Task objective: Your task is to retype each line of the data below exactly.

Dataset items
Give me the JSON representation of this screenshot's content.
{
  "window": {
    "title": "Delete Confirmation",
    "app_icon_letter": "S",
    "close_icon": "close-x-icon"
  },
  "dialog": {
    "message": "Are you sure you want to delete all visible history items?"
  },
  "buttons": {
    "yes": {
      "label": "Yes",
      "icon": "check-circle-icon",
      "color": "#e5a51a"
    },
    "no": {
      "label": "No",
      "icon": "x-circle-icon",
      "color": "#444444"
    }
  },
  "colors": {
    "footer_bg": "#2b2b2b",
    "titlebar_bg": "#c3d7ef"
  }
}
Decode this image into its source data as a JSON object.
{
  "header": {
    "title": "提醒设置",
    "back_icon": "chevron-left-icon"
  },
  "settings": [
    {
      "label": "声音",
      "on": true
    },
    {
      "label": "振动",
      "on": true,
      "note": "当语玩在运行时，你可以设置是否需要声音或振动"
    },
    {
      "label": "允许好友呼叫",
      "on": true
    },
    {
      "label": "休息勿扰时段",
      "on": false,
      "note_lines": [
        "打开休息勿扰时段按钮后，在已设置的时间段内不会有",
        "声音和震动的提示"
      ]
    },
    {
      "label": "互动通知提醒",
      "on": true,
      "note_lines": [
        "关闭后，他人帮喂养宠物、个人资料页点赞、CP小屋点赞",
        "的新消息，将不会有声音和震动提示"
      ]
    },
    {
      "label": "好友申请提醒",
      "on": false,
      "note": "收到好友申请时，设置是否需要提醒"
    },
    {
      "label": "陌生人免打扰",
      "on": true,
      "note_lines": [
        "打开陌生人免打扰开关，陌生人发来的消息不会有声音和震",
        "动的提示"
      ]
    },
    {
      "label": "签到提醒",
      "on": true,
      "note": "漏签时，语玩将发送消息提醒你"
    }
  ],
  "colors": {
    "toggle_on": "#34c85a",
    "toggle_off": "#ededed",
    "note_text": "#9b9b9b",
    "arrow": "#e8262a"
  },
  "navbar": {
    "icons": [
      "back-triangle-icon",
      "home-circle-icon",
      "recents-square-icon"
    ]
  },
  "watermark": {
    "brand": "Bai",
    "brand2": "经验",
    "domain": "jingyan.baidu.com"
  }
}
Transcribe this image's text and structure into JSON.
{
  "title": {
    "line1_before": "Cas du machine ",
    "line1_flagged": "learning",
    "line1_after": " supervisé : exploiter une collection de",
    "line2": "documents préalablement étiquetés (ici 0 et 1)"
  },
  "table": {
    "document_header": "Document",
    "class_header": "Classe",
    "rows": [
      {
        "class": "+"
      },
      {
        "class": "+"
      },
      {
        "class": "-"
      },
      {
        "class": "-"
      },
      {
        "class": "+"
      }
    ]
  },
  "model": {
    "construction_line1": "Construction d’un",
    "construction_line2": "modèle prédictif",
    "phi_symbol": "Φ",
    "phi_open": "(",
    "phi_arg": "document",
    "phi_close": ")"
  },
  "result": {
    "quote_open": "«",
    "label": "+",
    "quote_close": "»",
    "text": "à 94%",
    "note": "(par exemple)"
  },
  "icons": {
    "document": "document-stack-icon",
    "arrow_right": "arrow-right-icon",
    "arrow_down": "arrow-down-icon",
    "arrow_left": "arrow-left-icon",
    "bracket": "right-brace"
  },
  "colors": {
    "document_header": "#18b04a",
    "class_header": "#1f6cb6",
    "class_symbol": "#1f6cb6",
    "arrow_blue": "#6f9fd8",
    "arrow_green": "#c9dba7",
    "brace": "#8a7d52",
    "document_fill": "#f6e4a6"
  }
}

Written response:
Give me the JSON representation of this screenshot's content.
{
  "window": {
    "title": "Delete Confirmation",
    "app_icon_letter": "S",
    "close_icon": "close-x-icon"
  },
  "dialog": {
    "message": "Are you sure you want to delete all visible history items?"
  },
  "buttons": {
    "yes": {
      "label": "Yes",
      "icon": "check-circle-icon",
      "color": "#e5a51a"
    },
    "no": {
      "label": "No",
      "icon": "x-circle-icon",
      "color": "#444444"
    }
  },
  "colors": {
    "footer_bg": "#2b2b2b",
    "titlebar_bg": "#c3d7ef"
  }
}
Decode this image into its source data as a JSON object.
{
  "header": {
    "title": "提醒设置",
    "back_icon": "chevron-left-icon"
  },
  "settings": [
    {
      "label": "声音",
      "on": true
    },
    {
      "label": "振动",
      "on": true,
      "note": "当语玩在运行时，你可以设置是否需要声音或振动"
    },
    {
      "label": "允许好友呼叫",
      "on": true
    },
    {
      "label": "休息勿扰时段",
      "on": false,
      "note_lines": [
        "打开休息勿扰时段按钮后，在已设置的时间段内不会有",
        "声音和震动的提示"
      ]
    },
    {
      "label": "互动通知提醒",
      "on": true,
      "note_lines": [
        "关闭后，他人帮喂养宠物、个人资料页点赞、CP小屋点赞",
        "的新消息，将不会有声音和震动提示"
      ]
    },
    {
      "label": "好友申请提醒",
      "on": false,
      "note": "收到好友申请时，设置是否需要提醒"
    },
    {
      "label": "陌生人免打扰",
      "on": true,
      "note_lines": [
        "打开陌生人免打扰开关，陌生人发来的消息不会有声音和震",
        "动的提示"
      ]
    },
    {
      "label": "签到提醒",
      "on": true,
      "note": "漏签时，语玩将发送消息提醒你"
    }
  ],
  "colors": {
    "toggle_on": "#34c85a",
    "toggle_off": "#ededed",
    "note_text": "#9b9b9b",
    "arrow": "#e8262a"
  },
  "navbar": {
    "icons": [
      "back-triangle-icon",
      "home-circle-icon",
      "recents-square-icon"
    ]
  },
  "watermark": {
    "brand": "Bai",
    "brand2": "经验",
    "domain": "jingyan.baidu.com"
  }
}
Transcribe this image's text and structure into JSON.
{
  "title": {
    "line1_before": "Cas du machine ",
    "line1_flagged": "learning",
    "line1_after": " supervisé : exploiter une collection de",
    "line2": "documents préalablement étiquetés (ici 0 et 1)"
  },
  "table": {
    "document_header": "Document",
    "class_header": "Classe",
    "rows": [
      {
        "class": "+"
      },
      {
        "class": "+"
      },
      {
        "class": "-"
      },
      {
        "class": "-"
      },
      {
        "class": "+"
      }
    ]
  },
  "model": {
    "construction_line1": "Construction d’un",
    "construction_line2": "modèle prédictif",
    "phi_symbol": "Φ",
    "phi_open": "(",
    "phi_arg": "document",
    "phi_close": ")"
  },
  "result": {
    "quote_open": "«",
    "label": "+",
    "quote_close": "»",
    "text": "à 94%",
    "note": "(par exemple)"
  },
  "icons": {
    "document": "document-stack-icon",
    "arrow_right": "arrow-right-icon",
    "arrow_down": "arrow-down-icon",
    "arrow_left": "arrow-left-icon",
    "bracket": "right-brace"
  },
  "colors": {
    "document_header": "#18b04a",
    "class_header": "#1f6cb6",
    "class_symbol": "#1f6cb6",
    "arrow_blue": "#6f9fd8",
    "arrow_green": "#c9dba7",
    "brace": "#8a7d52",
    "document_fill": "#f6e4a6"
  }
}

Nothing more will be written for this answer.